Dataset rows:

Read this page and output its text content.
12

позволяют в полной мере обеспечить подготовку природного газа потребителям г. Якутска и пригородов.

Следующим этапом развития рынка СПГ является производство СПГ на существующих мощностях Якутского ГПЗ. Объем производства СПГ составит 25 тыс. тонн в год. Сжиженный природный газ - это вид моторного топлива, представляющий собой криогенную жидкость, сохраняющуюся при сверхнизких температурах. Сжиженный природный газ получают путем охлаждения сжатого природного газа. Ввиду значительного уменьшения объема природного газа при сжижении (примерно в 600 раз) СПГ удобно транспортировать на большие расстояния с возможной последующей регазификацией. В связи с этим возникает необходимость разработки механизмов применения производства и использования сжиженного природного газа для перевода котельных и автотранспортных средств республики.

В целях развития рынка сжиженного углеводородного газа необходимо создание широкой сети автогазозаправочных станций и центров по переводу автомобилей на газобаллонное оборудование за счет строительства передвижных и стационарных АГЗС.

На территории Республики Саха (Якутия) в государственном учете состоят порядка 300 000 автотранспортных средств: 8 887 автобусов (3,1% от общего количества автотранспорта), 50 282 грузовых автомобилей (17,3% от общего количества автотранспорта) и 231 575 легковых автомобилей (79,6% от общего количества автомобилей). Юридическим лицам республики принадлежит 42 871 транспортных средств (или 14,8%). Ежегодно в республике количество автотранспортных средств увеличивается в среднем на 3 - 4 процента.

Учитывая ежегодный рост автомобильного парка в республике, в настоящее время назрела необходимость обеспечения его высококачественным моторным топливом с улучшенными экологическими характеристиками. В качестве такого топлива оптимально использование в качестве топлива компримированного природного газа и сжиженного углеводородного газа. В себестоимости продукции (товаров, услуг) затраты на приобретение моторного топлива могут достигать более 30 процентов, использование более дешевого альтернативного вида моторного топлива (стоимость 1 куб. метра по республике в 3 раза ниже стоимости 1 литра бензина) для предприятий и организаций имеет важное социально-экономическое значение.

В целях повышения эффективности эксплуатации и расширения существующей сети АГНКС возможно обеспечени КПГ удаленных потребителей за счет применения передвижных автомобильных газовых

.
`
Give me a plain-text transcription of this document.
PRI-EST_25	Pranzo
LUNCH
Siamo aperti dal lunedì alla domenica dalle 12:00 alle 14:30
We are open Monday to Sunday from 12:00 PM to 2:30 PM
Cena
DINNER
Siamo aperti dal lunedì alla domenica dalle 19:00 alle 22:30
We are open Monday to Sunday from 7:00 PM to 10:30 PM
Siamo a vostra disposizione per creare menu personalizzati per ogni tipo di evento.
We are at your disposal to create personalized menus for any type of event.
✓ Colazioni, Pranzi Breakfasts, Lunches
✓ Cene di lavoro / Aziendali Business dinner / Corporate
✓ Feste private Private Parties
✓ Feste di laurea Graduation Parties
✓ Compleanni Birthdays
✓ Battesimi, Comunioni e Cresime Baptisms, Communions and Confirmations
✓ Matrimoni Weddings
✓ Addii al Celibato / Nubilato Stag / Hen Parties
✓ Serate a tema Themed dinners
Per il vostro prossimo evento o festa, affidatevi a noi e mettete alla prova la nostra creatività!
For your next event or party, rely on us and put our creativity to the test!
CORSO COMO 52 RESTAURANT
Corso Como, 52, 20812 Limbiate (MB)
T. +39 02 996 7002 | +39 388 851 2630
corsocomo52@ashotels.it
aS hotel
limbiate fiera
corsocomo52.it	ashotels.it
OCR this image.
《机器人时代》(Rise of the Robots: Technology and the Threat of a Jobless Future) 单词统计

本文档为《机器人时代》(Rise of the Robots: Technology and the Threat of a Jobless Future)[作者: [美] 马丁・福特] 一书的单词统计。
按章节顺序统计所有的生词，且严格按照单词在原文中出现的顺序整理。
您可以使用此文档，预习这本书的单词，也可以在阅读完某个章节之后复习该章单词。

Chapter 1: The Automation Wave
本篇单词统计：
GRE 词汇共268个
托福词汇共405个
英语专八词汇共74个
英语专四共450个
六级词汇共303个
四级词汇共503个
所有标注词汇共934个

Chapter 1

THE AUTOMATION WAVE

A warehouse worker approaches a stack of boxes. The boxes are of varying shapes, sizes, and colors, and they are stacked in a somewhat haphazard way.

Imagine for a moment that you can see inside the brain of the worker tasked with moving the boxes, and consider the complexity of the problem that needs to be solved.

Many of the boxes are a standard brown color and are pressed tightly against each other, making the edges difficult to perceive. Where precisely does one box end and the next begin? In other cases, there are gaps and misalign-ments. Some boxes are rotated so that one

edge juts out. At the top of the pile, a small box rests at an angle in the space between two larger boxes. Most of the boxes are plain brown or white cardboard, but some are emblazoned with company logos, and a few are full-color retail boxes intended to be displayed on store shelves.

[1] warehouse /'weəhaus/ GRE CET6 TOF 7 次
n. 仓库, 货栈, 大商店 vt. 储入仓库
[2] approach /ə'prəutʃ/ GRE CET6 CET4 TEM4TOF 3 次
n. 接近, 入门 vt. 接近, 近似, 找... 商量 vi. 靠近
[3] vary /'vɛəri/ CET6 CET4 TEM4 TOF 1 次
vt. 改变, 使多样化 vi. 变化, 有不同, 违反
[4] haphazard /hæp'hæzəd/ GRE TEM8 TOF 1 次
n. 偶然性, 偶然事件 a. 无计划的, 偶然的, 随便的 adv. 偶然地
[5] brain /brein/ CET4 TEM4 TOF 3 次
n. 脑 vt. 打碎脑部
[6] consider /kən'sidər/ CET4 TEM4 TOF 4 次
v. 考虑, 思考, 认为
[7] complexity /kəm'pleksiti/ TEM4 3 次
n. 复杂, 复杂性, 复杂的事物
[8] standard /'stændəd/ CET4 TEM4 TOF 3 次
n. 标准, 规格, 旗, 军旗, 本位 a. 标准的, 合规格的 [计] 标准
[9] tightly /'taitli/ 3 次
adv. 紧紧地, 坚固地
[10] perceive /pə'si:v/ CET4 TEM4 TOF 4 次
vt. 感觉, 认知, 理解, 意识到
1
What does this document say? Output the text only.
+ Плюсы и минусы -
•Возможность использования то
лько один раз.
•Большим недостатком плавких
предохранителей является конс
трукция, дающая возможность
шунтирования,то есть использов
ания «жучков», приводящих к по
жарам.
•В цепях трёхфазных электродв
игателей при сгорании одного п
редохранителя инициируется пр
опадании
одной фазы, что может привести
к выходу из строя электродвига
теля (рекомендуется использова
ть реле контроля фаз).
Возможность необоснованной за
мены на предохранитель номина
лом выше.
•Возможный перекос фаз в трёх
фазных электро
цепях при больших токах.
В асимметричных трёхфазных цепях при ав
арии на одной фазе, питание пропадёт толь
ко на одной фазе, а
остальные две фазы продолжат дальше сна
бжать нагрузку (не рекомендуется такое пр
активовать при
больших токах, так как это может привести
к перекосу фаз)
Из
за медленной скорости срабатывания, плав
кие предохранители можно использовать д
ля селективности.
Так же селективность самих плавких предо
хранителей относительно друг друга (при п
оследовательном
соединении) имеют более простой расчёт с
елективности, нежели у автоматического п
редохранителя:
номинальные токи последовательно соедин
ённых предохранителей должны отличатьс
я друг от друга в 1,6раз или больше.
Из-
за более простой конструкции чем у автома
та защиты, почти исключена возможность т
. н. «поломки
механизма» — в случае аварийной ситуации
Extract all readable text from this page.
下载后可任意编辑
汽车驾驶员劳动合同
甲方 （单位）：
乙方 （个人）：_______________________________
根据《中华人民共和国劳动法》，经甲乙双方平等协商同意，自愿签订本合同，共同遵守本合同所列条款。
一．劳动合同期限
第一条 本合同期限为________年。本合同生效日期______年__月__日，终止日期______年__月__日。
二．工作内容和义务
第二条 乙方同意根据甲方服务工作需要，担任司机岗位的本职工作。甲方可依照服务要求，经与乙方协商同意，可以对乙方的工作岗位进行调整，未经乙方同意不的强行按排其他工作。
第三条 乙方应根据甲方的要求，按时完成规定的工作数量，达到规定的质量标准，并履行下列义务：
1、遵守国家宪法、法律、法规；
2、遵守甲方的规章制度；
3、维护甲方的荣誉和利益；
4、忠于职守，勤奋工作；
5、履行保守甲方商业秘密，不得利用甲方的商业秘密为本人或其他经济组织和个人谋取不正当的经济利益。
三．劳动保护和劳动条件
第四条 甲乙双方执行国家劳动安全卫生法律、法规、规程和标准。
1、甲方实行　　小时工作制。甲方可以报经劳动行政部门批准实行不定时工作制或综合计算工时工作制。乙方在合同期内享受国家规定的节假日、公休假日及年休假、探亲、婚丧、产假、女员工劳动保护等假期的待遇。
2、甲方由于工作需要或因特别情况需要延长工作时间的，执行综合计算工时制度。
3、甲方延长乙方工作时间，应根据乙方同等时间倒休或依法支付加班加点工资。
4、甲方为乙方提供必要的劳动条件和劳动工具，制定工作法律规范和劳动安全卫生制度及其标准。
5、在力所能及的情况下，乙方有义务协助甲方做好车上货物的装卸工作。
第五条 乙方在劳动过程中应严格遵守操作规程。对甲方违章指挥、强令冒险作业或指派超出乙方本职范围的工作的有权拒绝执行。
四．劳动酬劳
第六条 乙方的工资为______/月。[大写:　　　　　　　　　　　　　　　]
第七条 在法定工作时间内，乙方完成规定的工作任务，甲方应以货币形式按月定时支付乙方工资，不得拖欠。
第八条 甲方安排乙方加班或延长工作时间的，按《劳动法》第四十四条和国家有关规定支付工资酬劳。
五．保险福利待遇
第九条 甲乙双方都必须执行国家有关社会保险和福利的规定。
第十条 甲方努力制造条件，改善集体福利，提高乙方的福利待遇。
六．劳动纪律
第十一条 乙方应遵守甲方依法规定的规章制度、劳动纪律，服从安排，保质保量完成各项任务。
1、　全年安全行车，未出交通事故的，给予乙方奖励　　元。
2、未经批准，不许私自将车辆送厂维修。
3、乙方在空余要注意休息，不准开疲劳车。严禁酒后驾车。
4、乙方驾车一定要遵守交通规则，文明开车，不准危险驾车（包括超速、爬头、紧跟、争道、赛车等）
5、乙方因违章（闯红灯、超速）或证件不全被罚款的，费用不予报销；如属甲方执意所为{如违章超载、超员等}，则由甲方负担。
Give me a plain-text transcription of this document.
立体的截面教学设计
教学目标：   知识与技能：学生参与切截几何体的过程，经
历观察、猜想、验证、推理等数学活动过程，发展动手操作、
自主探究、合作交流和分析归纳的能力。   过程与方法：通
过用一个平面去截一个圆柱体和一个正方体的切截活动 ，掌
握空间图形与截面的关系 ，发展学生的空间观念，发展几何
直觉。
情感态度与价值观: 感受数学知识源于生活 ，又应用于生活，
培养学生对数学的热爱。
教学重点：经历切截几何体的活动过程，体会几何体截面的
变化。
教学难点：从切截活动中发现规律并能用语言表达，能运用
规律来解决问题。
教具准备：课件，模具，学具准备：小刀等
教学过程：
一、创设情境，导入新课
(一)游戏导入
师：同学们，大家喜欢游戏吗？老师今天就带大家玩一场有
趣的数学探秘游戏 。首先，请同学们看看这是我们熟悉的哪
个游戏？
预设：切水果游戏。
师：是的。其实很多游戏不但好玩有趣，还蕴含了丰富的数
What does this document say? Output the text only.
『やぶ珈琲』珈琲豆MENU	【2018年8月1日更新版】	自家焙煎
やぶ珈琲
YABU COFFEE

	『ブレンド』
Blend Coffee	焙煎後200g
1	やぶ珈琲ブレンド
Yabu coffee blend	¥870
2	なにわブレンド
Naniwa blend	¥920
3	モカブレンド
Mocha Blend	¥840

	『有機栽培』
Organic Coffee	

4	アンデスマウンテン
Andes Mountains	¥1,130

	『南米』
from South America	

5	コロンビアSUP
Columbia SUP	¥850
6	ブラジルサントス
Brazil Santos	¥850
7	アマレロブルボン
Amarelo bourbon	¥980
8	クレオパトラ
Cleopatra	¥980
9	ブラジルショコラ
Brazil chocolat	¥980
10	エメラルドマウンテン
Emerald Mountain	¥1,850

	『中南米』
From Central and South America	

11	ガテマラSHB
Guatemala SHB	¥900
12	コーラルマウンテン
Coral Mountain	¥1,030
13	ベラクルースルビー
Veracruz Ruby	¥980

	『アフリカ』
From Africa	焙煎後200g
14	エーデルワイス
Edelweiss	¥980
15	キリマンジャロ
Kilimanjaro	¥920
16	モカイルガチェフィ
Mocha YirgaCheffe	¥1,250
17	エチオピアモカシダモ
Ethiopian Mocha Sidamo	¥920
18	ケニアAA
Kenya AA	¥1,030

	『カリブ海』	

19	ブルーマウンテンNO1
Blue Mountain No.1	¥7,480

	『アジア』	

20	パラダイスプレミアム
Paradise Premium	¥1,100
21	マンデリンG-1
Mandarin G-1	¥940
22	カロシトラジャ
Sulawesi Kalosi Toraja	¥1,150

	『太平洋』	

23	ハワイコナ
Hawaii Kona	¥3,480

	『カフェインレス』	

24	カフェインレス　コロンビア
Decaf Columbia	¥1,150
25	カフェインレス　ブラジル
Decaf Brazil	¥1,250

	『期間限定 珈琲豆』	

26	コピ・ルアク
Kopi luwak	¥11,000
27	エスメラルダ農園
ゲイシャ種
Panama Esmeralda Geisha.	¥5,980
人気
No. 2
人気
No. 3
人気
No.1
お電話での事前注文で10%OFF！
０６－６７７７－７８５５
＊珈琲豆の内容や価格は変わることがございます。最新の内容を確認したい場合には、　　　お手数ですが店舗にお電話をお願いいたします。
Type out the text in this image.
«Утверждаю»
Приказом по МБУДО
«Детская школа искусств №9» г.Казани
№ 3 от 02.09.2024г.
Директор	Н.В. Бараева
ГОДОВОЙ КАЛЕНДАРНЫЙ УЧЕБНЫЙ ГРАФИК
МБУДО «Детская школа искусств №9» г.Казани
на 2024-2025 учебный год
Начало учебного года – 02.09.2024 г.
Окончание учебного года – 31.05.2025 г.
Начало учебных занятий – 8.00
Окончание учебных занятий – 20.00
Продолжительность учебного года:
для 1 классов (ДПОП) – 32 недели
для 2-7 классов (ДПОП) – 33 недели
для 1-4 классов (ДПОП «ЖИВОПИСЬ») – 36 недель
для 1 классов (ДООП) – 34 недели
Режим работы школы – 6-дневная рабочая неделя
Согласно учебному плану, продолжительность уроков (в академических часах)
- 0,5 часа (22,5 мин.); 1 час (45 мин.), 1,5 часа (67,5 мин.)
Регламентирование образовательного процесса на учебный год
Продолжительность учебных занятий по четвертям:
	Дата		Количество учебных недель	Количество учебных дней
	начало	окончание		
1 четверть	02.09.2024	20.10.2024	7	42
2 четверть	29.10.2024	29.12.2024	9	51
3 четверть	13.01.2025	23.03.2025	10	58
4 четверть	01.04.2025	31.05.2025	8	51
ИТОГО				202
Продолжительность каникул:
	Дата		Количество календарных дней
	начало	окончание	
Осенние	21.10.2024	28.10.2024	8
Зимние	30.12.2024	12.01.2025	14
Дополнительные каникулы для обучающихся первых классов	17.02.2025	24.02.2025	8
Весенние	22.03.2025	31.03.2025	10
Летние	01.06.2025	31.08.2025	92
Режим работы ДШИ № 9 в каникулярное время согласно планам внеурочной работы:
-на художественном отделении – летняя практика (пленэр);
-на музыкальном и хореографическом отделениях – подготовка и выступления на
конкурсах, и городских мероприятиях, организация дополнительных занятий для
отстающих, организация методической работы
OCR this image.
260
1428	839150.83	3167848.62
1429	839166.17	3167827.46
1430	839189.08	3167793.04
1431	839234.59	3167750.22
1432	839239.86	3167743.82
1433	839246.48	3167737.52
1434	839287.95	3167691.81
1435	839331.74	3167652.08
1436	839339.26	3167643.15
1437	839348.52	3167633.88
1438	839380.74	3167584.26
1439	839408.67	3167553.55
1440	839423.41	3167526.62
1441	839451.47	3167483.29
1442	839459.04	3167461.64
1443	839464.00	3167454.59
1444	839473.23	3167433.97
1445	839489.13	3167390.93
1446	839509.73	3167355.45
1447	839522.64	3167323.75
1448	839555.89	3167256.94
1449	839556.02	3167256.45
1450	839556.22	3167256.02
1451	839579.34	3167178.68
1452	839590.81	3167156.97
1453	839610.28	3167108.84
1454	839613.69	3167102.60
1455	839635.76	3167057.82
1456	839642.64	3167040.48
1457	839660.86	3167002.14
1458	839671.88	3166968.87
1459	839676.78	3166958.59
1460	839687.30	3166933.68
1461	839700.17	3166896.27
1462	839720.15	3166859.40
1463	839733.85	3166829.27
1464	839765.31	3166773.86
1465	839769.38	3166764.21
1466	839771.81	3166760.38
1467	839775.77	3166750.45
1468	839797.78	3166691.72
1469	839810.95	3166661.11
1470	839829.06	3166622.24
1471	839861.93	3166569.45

Work to be completed: Copy all lines from the listing that contain "одной".

Complete output:
одной фазы, что может привести
арии на одной фазе, питание пропадёт толь
ко на одной фазе, а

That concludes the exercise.